## Aim:
Go through the lines below and copy each one that holds the string "高碑店市".

*** Given information

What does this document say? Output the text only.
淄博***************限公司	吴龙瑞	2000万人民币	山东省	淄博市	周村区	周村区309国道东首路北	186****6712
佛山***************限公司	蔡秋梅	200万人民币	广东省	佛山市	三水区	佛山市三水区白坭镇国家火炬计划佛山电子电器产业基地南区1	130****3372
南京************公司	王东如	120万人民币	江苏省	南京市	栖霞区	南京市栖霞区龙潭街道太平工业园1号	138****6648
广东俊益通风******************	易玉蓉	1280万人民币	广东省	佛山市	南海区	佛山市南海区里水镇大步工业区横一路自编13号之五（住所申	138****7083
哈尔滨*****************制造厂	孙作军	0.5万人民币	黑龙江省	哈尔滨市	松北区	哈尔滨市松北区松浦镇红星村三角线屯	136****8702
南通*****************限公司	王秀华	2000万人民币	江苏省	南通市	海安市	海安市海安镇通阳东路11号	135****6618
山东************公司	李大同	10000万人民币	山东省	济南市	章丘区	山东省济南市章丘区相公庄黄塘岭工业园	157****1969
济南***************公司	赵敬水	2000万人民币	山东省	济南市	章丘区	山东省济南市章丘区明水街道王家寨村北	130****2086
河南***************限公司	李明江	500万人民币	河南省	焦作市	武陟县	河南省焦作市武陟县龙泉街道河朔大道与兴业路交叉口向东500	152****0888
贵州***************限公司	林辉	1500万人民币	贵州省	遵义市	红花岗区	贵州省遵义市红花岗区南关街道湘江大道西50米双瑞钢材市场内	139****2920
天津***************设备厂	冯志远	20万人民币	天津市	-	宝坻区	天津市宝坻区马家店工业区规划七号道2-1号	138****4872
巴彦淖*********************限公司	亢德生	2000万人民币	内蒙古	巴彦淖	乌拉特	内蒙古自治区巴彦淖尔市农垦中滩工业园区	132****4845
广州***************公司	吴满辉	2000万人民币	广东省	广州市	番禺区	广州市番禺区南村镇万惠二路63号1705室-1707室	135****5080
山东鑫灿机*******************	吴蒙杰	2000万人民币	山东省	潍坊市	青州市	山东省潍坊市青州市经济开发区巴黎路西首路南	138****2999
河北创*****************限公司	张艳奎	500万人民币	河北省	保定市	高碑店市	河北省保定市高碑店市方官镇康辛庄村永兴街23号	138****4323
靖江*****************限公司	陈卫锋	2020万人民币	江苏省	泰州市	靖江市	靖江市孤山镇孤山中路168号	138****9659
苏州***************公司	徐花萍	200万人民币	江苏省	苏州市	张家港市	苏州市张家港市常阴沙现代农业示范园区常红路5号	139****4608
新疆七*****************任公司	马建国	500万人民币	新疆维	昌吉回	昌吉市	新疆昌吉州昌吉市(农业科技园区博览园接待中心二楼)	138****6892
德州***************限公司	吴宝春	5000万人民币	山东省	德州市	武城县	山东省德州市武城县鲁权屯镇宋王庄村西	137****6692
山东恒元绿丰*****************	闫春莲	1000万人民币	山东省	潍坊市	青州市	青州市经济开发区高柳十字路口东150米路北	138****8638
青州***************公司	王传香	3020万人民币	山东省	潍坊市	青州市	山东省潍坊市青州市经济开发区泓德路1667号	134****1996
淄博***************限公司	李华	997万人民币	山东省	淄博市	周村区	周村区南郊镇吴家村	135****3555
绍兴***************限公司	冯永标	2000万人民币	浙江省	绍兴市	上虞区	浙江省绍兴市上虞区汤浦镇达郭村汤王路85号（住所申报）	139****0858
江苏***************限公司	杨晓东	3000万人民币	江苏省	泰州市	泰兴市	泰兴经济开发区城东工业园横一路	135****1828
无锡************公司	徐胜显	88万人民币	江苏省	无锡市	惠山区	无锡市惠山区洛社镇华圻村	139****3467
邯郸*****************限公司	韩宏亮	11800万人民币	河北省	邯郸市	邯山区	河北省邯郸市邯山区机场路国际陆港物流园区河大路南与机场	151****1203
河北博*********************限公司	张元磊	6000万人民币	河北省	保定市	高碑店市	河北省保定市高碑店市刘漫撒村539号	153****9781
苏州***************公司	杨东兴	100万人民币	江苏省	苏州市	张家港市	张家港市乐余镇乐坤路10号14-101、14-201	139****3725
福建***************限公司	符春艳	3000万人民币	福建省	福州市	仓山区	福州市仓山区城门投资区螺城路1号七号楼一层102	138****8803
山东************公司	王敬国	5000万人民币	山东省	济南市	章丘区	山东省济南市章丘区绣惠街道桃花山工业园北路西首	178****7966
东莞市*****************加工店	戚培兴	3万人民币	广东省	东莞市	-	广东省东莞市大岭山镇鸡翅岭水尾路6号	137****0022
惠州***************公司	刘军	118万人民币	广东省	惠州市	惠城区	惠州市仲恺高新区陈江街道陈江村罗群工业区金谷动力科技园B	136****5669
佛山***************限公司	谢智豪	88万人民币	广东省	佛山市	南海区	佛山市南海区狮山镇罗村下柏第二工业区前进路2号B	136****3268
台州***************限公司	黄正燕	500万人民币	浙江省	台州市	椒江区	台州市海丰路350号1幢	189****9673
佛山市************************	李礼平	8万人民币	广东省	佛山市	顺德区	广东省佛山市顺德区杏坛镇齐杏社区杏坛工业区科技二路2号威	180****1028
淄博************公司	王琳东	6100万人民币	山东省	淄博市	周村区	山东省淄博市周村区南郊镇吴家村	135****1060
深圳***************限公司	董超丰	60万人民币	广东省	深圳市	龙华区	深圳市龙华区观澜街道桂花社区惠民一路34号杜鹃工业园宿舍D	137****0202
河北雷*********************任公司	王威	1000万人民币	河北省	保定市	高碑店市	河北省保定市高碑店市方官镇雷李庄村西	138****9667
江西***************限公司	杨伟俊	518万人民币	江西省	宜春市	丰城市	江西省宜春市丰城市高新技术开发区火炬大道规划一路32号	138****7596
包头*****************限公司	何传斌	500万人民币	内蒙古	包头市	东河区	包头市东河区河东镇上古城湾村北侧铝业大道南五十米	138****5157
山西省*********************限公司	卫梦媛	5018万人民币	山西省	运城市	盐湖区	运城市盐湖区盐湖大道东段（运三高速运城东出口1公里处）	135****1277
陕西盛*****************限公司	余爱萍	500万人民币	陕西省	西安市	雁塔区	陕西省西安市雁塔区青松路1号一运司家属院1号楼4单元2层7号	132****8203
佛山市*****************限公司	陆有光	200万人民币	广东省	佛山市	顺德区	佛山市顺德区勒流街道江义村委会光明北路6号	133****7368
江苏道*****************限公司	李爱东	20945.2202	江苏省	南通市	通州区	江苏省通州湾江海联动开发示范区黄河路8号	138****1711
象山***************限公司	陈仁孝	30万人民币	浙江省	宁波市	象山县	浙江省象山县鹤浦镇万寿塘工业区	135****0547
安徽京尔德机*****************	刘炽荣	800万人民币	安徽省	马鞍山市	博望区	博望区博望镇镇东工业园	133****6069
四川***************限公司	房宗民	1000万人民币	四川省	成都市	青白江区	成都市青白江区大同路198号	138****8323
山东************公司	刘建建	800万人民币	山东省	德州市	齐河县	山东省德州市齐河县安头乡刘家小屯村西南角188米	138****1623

******

## Reply:
河北创*****************限公司	张艳奎	500万人民币	河北省	保定市	高碑店市	河北省保定市高碑店市方官镇康辛庄村永兴街23号	138****4323
河北博*********************限公司	张元磊	6000万人民币	河北省	保定市	高碑店市	河北省保定市高碑店市刘漫撒村539号	153****9781
河北雷*********************任公司	王威	1000万人民币	河北省	保定市	高碑店市	河北省保定市高碑店市方官镇雷李庄村西	138****9667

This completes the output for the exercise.